#### EXTRAIT PRÉSENTÉ:
+ + + + + + +
Le travail de réflexion pour le choix d'un nom de domaine porte sur de nombreux éléments. S'il n'a pas de formule miracle, Loïc Damilaville, adjoint au directeur général de l'Association française pour le nommage Internet en coopération (Afnic), revient sur les fondamentaux à maîtriser.
Pourquoi est-il primordial de choisir un bon nom de domaine?
Pour en comprendre l'intérêt, il faut d'abord prendre la mesure des utilisations que l'on en fait. Le nom de domaine permet de diriger un internaute vers un site web et plus largement vers une adresse mail. Ces deux éléments mis en commun créent une logique d'identité autour de l'entreprise.
Quelles en sont les caractéristiques?
Avant tout, un bon nom de domaine doit stimuler l'intuitivité de l'utilisateur. Sur la forme, il doit être si possible court, pour être facilement mémorisable. S'il est long, il doit avoir du sens. C'est important d'en avoir conscience car le nombre de noms de domaines courts disponibles à l'enregistrement baisse tous les ans: le nombre moyen de caractères d'un nom de domaine est passé de 6-7 en 2007 à 9-10 en 2009. Et chaque année, cela augmente.
Quel regard portez-vous sur la création de nouvelles extensions annoncées lors du sommet de l'icann en mars 2010?
+ + + + + + +
#### CONSIGNE ÉCRITE 1:
Pouvez-vous reformuler sous forme de liste le paragraphe de l'extrait sur le choix d'un nom de domaine qui commence par « Avant tout, un bon nom de domaine », en gardant ses faits essentiels ?
La liste qui suit n'a aucun lien avec le texte ci-dessus.

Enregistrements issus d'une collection
+ + + + + + +
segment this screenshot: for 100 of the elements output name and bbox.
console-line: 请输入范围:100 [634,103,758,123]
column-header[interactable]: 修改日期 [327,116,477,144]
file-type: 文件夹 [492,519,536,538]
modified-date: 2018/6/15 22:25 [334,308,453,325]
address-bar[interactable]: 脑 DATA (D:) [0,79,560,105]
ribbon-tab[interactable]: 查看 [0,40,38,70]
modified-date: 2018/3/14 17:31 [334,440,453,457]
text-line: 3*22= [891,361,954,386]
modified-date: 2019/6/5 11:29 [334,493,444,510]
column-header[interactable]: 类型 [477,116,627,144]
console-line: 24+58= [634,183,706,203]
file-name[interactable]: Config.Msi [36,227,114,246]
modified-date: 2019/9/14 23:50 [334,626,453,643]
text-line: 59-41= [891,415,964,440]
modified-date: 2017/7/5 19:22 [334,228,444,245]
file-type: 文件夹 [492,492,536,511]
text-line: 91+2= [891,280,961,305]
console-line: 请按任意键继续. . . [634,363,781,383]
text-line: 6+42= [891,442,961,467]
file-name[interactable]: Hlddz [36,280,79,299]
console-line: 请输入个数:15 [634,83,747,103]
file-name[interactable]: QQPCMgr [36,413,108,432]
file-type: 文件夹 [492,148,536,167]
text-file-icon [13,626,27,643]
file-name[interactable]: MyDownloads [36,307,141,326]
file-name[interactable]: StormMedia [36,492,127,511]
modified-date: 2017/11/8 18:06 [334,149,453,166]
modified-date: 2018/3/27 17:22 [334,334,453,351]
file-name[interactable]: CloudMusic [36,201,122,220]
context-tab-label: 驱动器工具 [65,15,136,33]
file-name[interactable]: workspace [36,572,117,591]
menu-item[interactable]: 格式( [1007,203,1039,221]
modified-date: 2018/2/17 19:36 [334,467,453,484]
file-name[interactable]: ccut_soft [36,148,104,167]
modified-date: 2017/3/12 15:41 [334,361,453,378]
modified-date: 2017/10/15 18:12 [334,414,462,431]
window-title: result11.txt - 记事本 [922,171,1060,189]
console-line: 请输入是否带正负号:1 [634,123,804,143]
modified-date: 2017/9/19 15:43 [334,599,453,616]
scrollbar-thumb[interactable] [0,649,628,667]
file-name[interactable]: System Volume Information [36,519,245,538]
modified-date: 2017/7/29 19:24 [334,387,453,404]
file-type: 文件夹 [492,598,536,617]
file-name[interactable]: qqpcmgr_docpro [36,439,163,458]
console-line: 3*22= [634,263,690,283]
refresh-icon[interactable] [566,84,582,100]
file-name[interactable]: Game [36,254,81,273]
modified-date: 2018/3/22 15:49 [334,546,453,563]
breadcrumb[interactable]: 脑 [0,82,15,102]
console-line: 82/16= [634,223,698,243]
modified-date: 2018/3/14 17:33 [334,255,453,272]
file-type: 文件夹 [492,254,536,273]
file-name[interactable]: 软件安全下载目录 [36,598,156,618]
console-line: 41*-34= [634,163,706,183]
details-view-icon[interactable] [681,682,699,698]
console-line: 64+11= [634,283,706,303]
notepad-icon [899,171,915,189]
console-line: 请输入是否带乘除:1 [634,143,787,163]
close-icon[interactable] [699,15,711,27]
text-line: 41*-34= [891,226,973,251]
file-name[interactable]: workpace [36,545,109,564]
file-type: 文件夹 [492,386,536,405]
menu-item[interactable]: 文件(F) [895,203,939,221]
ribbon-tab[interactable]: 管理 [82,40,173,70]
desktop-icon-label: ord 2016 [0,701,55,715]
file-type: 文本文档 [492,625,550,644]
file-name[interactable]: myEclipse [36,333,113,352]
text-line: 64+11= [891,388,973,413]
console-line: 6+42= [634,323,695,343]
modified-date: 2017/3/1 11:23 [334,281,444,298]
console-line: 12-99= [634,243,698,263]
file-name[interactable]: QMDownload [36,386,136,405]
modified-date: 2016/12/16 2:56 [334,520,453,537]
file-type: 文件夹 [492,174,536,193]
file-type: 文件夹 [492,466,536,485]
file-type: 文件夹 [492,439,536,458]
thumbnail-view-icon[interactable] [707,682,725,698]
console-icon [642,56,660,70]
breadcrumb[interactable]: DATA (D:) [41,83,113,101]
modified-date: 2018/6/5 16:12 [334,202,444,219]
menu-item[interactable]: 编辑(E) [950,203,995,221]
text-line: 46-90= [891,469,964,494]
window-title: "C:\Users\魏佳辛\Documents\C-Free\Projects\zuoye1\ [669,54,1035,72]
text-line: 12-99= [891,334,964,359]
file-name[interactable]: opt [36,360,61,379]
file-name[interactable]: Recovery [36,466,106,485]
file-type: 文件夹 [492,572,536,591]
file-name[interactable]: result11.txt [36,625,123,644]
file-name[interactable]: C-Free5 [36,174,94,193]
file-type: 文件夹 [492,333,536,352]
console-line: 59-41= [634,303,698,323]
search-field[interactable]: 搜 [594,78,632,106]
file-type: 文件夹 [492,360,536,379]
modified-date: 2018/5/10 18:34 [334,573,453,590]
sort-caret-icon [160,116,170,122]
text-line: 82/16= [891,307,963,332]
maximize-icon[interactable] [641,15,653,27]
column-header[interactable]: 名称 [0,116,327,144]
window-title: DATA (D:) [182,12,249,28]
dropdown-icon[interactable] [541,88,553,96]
+ + + + + + +
#### CONSIGNE ÉCRITE 2:
Pouvez-vous redonner à l'identique le passage de la liste allant de son début jusqu'à la ligne contenant « file-name[interactable]: workspace [36,572,117,591] », les deux bornes comprises ?

#### RÉPONSE 1:
- Un bon nom de domaine doit stimuler l'intuitivité de l'utilisateur.
- Il doit être si possible court, pour être facile à mémoriser ; s'il est long, il doit avoir du sens.
- Le nombre de noms de domaine courts disponibles à l'enregistrement diminue tous les ans.
- La longueur moyenne d'un nom de domaine est passée de 6-7 caractères en 2007 à 9-10 en 2009, et elle augmente chaque année.

#### RÉPONSE 2:
segment this screenshot: for 100 of the elements output name and bbox.
console-line: 请输入范围:100 [634,103,758,123]
column-header[interactable]: 修改日期 [327,116,477,144]
file-type: 文件夹 [492,519,536,538]
modified-date: 2018/6/15 22:25 [334,308,453,325]
address-bar[interactable]: 脑 DATA (D:) [0,79,560,105]
ribbon-tab[interactable]: 查看 [0,40,38,70]
modified-date: 2018/3/14 17:31 [334,440,453,457]
text-line: 3*22= [891,361,954,386]
modified-date: 2019/6/5 11:29 [334,493,444,510]
column-header[interactable]: 类型 [477,116,627,144]
console-line: 24+58= [634,183,706,203]
file-name[interactable]: Config.Msi [36,227,114,246]
modified-date: 2019/9/14 23:50 [334,626,453,643]
text-line: 59-41= [891,415,964,440]
modified-date: 2017/7/5 19:22 [334,228,444,245]
file-type: 文件夹 [492,492,536,511]
text-line: 91+2= [891,280,961,305]
console-line: 请按任意键继续. . . [634,363,781,383]
text-line: 6+42= [891,442,961,467]
file-name[interactable]: Hlddz [36,280,79,299]
console-line: 请输入个数:15 [634,83,747,103]
file-name[interactable]: QQPCMgr [36,413,108,432]
file-type: 文件夹 [492,148,536,167]
text-file-icon [13,626,27,643]
file-name[interactable]: MyDownloads [36,307,141,326]
file-name[interactable]: StormMedia [36,492,127,511]
modified-date: 2017/11/8 18:06 [334,149,453,166]
modified-date: 2018/3/27 17:22 [334,334,453,351]
file-name[interactable]: CloudMusic [36,201,122,220]
context-tab-label: 驱动器工具 [65,15,136,33]
file-name[interactable]: workspace [36,572,117,591]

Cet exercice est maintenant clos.